**Given exercise:** What follows is a block of records; restate each one word for word.

**Data supplied:**
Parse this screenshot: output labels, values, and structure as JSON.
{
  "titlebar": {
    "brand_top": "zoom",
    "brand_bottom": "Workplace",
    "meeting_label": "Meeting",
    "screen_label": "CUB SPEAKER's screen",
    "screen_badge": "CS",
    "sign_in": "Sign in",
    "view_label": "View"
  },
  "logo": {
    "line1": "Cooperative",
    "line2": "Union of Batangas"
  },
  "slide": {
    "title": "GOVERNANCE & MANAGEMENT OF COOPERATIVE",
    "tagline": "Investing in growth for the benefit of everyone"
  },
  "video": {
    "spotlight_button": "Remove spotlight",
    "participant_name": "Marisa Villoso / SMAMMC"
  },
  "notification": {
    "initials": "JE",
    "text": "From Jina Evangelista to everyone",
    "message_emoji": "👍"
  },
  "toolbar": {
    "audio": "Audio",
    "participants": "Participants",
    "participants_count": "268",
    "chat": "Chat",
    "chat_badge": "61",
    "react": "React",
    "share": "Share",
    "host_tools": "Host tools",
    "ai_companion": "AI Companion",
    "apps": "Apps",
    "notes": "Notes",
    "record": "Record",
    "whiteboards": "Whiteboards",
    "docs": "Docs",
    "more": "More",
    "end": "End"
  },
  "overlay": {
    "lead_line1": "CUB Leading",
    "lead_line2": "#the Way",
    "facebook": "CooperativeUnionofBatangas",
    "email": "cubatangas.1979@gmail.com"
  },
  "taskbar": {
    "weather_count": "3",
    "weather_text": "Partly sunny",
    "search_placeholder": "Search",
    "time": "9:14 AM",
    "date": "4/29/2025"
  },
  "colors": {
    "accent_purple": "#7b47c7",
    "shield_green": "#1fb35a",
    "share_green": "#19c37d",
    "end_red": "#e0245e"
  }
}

**Exercise answer:**
Parse this screenshot: output labels, values, and structure as JSON.
{
  "titlebar": {
    "brand_top": "zoom",
    "brand_bottom": "Workplace",
    "meeting_label": "Meeting",
    "screen_label": "CUB SPEAKER's screen",
    "screen_badge": "CS",
    "sign_in": "Sign in",
    "view_label": "View"
  },
  "logo": {
    "line1": "Cooperative",
    "line2": "Union of Batangas"
  },
  "slide": {
    "title": "GOVERNANCE & MANAGEMENT OF COOPERATIVE",
    "tagline": "Investing in growth for the benefit of everyone"
  },
  "video": {
    "spotlight_button": "Remove spotlight",
    "participant_name": "Marisa Villoso / SMAMMC"
  },
  "notification": {
    "initials": "JE",
    "text": "From Jina Evangelista to everyone",
    "message_emoji": "👍"
  },
  "toolbar": {
    "audio": "Audio",
    "participants": "Participants",
    "participants_count": "268",
    "chat": "Chat",
    "chat_badge": "61",
    "react": "React",
    "share": "Share",
    "host_tools": "Host tools",
    "ai_companion": "AI Companion",
    "apps": "Apps",
    "notes": "Notes",
    "record": "Record",
    "whiteboards": "Whiteboards",
    "docs": "Docs",
    "more": "More",
    "end": "End"
  },
  "overlay": {
    "lead_line1": "CUB Leading",
    "lead_line2": "#the Way",
    "facebook": "CooperativeUnionofBatangas",
    "email": "cubatangas.1979@gmail.com"
  },
  "taskbar": {
    "weather_count": "3",
    "weather_text": "Partly sunny",
    "search_placeholder": "Search",
    "time": "9:14 AM",
    "date": "4/29/2025"
  },
  "colors": {
    "accent_purple": "#7b47c7",
    "shield_green": "#1fb35a",
    "share_green": "#19c37d",
    "end_red": "#e0245e"
  }
}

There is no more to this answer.